Training of a search dog usually begins when the dog is still a puppy. Typically training takes two to four years before the dog passes the required tests.  Common dog breeds used for search-and-rescue work include German Shepherd, Labrador Retriever and Golden Retriever.  Individual dogs are selected and trained for behaviours related to successful field work. In training, dogs must demonstrate a willingness to work despite distractions, proper command control, and the ability to learn through positive reward reinforcement.  Cadaver dog training requires regular and repeated exposure to target scents. Training aids can include a combination of mock scent chemical formulations, animal remains and human remains.

Organizations
Numerous countries, cities and regions have search and rescue organizations using dog-and-handler teams that can be mobilized in an emergency or disaster. Here are a few organizations.

 International Rescue Dog Organisation (IRO) is the worldwide umbrella organisation for training and testing of search and rescue dog work. IRO partners with International Search and Rescue Advisory Group and United Nations for coordinating disaster relief missions worldwide.

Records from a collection
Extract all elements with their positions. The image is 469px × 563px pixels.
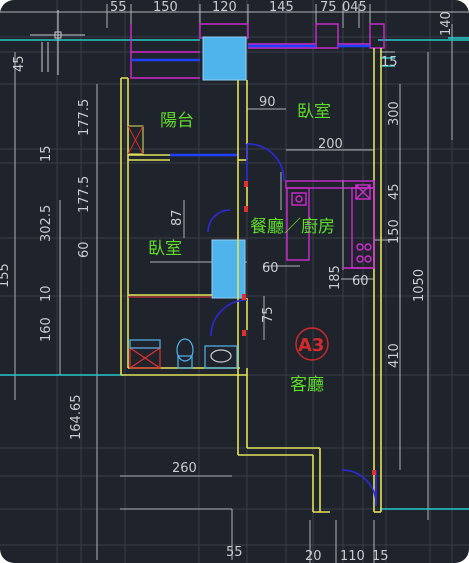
room-label-living: 客廳 (290, 375, 324, 395)
section-badge: A3 (295, 327, 329, 361)
storage-column-middle (211, 239, 246, 299)
dim-left-5: 60 (77, 241, 92, 258)
dim-left-6: 10 (39, 285, 54, 302)
room-label-bedroom-left: 臥室 (148, 239, 182, 259)
dim-center-60a: 60 (262, 261, 279, 276)
cad-drawing-viewport[interactable]: 陽台 臥室 臥室 餐廳／廚房 客廳 A3 55 150 120 145 75 0… (0, 0, 469, 563)
dim-left-45: 45 (12, 55, 27, 72)
dim-bottom-110: 110 (340, 549, 365, 563)
dim-center-45: 45 (387, 183, 402, 200)
dim-bottom-20: 20 (305, 549, 322, 563)
dim-bottom-260: 260 (172, 461, 197, 476)
dim-center-200: 200 (318, 137, 343, 152)
storage-column-top (202, 36, 247, 81)
dim-top-5: 75 (320, 0, 337, 15)
dim-left-3: 177.5 (77, 176, 92, 213)
floor-plan-canvas: 陽台 臥室 臥室 餐廳／廚房 客廳 A3 55 150 120 145 75 0… (0, 0, 469, 563)
dim-top-6: 045 (342, 0, 367, 15)
dim-center-75: 75 (261, 306, 276, 323)
dim-left-9: 164.65 (69, 395, 84, 441)
dim-right-410: 410 (387, 343, 402, 368)
dim-left-8: 160 (39, 317, 54, 342)
dim-center-150: 150 (387, 219, 402, 244)
ucs-icon (30, 10, 85, 75)
dim-left-4: 302.5 (39, 205, 54, 242)
dim-bottom-15: 15 (372, 549, 389, 563)
balcony-cabinet (127, 125, 144, 155)
dim-left-1: 177.5 (77, 99, 92, 136)
dim-top-3: 120 (212, 0, 237, 15)
dim-right-15: 15 (381, 55, 398, 70)
dim-top-right: 140 (439, 11, 454, 36)
dim-center-87: 87 (170, 209, 185, 226)
dim-top-1: 55 (110, 0, 127, 15)
room-label-bedroom-top: 臥室 (297, 102, 331, 122)
dim-center-185: 185 (328, 265, 343, 290)
dim-bottom-55: 55 (226, 545, 243, 560)
room-label-balcony: 陽台 (160, 111, 194, 131)
dim-right-300: 300 (387, 101, 402, 126)
room-label-dining-kitchen: 餐廳／廚房 (250, 216, 335, 237)
dim-top-2: 150 (153, 0, 178, 15)
dim-right-1050: 1050 (412, 269, 427, 302)
dim-center-60b: 60 (352, 274, 369, 289)
dim-left-7: 155 (0, 263, 12, 288)
top-window-strip (130, 23, 385, 79)
dim-left-2: 15 (39, 145, 54, 162)
bathroom-fixtures (129, 338, 238, 369)
section-badge-label: A3 (298, 335, 324, 356)
dim-top-4: 145 (269, 0, 294, 15)
dim-center-90: 90 (259, 95, 276, 110)
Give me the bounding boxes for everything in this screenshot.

## Required work
According to the text on search dog training, how long does training typically take before a dog passes the required tests?

## Solution to this task
Two to four years.